## Exercise brief
Provide the records once more, identical to the original.
start
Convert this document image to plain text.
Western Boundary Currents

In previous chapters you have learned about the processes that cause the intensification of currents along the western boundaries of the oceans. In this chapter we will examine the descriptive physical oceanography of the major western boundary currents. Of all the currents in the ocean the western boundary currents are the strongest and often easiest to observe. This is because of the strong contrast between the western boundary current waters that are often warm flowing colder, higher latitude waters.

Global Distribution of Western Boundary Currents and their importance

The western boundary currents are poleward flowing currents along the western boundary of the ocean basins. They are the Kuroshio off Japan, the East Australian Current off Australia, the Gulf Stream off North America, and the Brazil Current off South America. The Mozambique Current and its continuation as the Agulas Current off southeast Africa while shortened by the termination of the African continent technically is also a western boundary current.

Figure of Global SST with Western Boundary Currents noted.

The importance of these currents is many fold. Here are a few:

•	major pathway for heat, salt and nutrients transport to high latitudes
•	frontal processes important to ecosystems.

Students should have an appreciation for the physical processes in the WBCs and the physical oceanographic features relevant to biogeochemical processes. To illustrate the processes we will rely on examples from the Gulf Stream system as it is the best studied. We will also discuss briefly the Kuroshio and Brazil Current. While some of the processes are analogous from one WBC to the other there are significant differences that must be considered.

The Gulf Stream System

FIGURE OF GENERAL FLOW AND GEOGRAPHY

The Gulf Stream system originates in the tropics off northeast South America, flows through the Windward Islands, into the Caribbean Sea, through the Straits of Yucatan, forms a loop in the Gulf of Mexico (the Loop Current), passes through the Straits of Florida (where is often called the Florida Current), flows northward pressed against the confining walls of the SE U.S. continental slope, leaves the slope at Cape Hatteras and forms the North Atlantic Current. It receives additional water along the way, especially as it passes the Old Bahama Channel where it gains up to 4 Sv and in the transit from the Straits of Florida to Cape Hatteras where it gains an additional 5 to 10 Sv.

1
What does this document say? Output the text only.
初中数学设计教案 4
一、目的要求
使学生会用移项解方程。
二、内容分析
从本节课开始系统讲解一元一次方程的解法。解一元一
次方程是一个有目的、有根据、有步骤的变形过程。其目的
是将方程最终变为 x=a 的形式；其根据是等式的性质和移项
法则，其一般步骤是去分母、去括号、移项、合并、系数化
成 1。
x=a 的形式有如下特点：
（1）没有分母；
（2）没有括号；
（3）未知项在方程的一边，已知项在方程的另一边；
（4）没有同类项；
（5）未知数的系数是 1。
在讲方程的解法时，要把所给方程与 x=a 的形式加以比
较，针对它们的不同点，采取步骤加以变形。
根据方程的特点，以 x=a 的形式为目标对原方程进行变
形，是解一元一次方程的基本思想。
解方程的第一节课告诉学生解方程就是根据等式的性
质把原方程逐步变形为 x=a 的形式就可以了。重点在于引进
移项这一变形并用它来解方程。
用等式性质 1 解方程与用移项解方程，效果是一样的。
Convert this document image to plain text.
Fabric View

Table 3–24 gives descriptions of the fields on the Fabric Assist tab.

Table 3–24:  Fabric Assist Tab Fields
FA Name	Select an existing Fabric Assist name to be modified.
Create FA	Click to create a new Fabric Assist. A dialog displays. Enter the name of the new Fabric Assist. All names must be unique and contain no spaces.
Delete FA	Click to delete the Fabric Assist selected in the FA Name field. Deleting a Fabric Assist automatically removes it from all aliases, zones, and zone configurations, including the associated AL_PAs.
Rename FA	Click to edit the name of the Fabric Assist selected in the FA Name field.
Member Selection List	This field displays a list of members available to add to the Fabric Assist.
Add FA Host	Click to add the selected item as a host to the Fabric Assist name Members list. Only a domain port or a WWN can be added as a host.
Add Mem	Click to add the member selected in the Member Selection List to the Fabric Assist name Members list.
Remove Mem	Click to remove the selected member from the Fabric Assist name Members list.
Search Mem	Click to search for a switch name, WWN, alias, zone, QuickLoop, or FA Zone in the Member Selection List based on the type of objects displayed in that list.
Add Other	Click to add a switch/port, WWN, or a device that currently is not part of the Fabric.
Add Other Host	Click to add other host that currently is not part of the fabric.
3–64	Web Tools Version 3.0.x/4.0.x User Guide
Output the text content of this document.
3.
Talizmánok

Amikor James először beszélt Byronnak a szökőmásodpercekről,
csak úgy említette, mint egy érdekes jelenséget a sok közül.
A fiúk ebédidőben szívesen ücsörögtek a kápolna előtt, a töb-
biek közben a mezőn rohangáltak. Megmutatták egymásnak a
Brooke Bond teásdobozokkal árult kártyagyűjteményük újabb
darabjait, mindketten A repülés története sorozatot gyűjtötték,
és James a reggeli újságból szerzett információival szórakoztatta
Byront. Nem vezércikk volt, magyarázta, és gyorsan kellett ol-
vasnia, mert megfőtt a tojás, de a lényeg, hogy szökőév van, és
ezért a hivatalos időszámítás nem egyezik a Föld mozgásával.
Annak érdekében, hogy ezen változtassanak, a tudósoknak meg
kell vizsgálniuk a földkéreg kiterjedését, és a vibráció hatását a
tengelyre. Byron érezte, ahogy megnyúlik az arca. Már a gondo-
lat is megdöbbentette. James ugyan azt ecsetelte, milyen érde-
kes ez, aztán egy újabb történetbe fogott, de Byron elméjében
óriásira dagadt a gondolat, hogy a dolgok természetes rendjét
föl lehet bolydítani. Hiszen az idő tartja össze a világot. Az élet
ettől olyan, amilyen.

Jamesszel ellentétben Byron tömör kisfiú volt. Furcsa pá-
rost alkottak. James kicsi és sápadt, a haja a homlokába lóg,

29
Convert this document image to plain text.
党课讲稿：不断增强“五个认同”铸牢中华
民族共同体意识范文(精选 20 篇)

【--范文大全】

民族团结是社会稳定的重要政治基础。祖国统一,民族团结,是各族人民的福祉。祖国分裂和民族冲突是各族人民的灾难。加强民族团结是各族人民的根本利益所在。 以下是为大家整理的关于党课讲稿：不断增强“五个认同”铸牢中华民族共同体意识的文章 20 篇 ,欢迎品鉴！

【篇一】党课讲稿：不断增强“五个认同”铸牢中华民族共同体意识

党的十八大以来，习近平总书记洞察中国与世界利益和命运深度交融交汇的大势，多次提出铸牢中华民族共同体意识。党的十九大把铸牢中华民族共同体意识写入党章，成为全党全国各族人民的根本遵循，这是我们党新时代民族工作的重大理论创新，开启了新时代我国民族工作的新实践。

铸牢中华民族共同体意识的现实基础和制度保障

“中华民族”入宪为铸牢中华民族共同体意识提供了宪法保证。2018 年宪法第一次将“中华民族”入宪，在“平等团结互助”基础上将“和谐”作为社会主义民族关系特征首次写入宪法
end
## Answer for the task
Convert this document image to plain text.
Western Boundary Currents

In previous chapters you have learned about the processes that cause the intensification of currents along the western boundaries of the oceans. In this chapter we will examine the descriptive physical oceanography of the major western boundary currents. Of all the currents in the ocean the western boundary currents are the strongest and often easiest to observe. This is because of the strong contrast between the western boundary current waters that are often warm flowing colder, higher latitude waters.

Global Distribution of Western Boundary Currents and their importance

The western boundary currents are poleward flowing currents along the western boundary of the ocean basins. They are the Kuroshio off Japan, the East Australian Current off Australia, the Gulf Stream off North America, and the Brazil Current off South America. The Mozambique Current and its continuation as the Agulas Current off southeast Africa while shortened by the termination of the African continent technically is also a western boundary current.

Figure of Global SST with Western Boundary Currents noted.

The importance of these currents is many fold. Here are a few:

•	major pathway for heat, salt and nutrients transport to high latitudes
•	frontal processes important to ecosystems.

Students should have an appreciation for the physical processes in the WBCs and the physical oceanographic features relevant to biogeochemical processes. To illustrate the processes we will rely on examples from the Gulf Stream system as it is the best studied. We will also discuss briefly the Kuroshio and Brazil Current. While some of the processes are analogous from one WBC to the other there are significant differences that must be considered.

The Gulf Stream System

FIGURE OF GENERAL FLOW AND GEOGRAPHY

The Gulf Stream system originates in the tropics off northeast South America, flows through the Windward Islands, into the Caribbean Sea, through the Straits of Yucatan, forms a loop in the Gulf of Mexico (the Loop Current), passes through the Straits of Florida (where is often called the Florida Current), flows northward pressed against the confining walls of the SE U.S. continental slope, leaves the slope at Cape Hatteras and forms the North Atlantic Current. It receives additional water along the way, especially as it passes the Old Bahama Channel where it gains up to 4 Sv and in the transit from the Straits of Florida to Cape Hatteras where it gains an additional 5 to 10 Sv.

1
What does this document say? Output the text only.
初中数学设计教案 4
一、目的要求
使学生会用移项解方程。
二、内容分析
从本节课开始系统讲解一元一次方程的解法。解一元一
次方程是一个有目的、有根据、有步骤的变形过程。其目的
是将方程最终变为 x=a 的形式；其根据是等式的性质和移项
法则，其一般步骤是去分母、去括号、移项、合并、系数化
成 1。
x=a 的形式有如下特点：
（1）没有分母；
（2）没有括号；
（3）未知项在方程的一边，已知项在方程的另一边；
（4）没有同类项；
（5）未知数的系数是 1。
在讲方程的解法时，要把所给方程与 x=a 的形式加以比
较，针对它们的不同点，采取步骤加以变形。
根据方程的特点，以 x=a 的形式为目标对原方程进行变
形，是解一元一次方程的基本思想。
解方程的第一节课告诉学生解方程就是根据等式的性
质把原方程逐步变形为 x=a 的形式就可以了。重点在于引进
移项这一变形并用它来解方程。
用等式性质 1 解方程与用移项解方程，效果是一样的。
Convert this document image to plain text.
Fabric View

Table 3–24 gives descriptions of the fields on the Fabric Assist tab.

Table 3–24:  Fabric Assist Tab Fields
FA Name	Select an existing Fabric Assist name to be modified.
Create FA	Click to create a new Fabric Assist. A dialog displays. Enter the name of the new Fabric Assist. All names must be unique and contain no spaces.
Delete FA	Click to delete the Fabric Assist selected in the FA Name field. Deleting a Fabric Assist automatically removes it from all aliases, zones, and zone configurations, including the associated AL_PAs.
Rename FA	Click to edit the name of the Fabric Assist selected in the FA Name field.
Member Selection List	This field displays a list of members available to add to the Fabric Assist.
Add FA Host	Click to add the selected item as a host to the Fabric Assist name Members list. Only a domain port or a WWN can be added as a host.
Add Mem	Click to add the member selected in the Member Selection List to the Fabric Assist name Members list.
Remove Mem	Click to remove the selected member from the Fabric Assist name Members list.
Search Mem	Click to search for a switch name, WWN, alias, zone, QuickLoop, or FA Zone in the Member Selection List based on the type of objects displayed in that list.
Add Other	Click to add a switch/port, WWN, or a device that currently is not part of the Fabric.
Add Other Host	Click to add other host that currently is not part of the fabric.
3–64	Web Tools Version 3.0.x/4.0.x User Guide
Output the text content of this document.
3.
Talizmánok

Amikor James először beszélt Byronnak a szökőmásodpercekről,
csak úgy említette, mint egy érdekes jelenséget a sok közül.
A fiúk ebédidőben szívesen ücsörögtek a kápolna előtt, a töb-
biek közben a mezőn rohangáltak. Megmutatták egymásnak a
Brooke Bond teásdobozokkal árult kártyagyűjteményük újabb
darabjait, mindketten A repülés története sorozatot gyűjtötték,
és James a reggeli újságból szerzett információival szórakoztatta
Byront. Nem vezércikk volt, magyarázta, és gyorsan kellett ol-
vasnia, mert megfőtt a tojás, de a lényeg, hogy szökőév van, és
ezért a hivatalos időszámítás nem egyezik a Föld mozgásával.
Annak érdekében, hogy ezen változtassanak, a tudósoknak meg
kell vizsgálniuk a földkéreg kiterjedését, és a vibráció hatását a
tengelyre. Byron érezte, ahogy megnyúlik az arca. Már a gondo-
lat is megdöbbentette. James ugyan azt ecsetelte, milyen érde-
kes ez, aztán egy újabb történetbe fogott, de Byron elméjében
óriásira dagadt a gondolat, hogy a dolgok természetes rendjét
föl lehet bolydítani. Hiszen az idő tartja össze a világot. Az élet
ettől olyan, amilyen.

Jamesszel ellentétben Byron tömör kisfiú volt. Furcsa pá-
rost alkottak. James kicsi és sápadt, a haja a homlokába lóg,

29
Convert this document image to plain text.
党课讲稿：不断增强“五个认同”铸牢中华
民族共同体意识范文(精选 20 篇)

【--范文大全】

民族团结是社会稳定的重要政治基础。祖国统一,民族团结,是各族人民的福祉。祖国分裂和民族冲突是各族人民的灾难。加强民族团结是各族人民的根本利益所在。 以下是为大家整理的关于党课讲稿：不断增强“五个认同”铸牢中华民族共同体意识的文章 20 篇 ,欢迎品鉴！

【篇一】党课讲稿：不断增强“五个认同”铸牢中华民族共同体意识

党的十八大以来，习近平总书记洞察中国与世界利益和命运深度交融交汇的大势，多次提出铸牢中华民族共同体意识。党的十九大把铸牢中华民族共同体意识写入党章，成为全党全国各族人民的根本遵循，这是我们党新时代民族工作的重大理论创新，开启了新时代我国民族工作的新实践。

铸牢中华民族共同体意识的现实基础和制度保障

“中华民族”入宪为铸牢中华民族共同体意识提供了宪法保证。2018 年宪法第一次将“中华民族”入宪，在“平等团结互助”基础上将“和谐”作为社会主义民族关系特征首次写入宪法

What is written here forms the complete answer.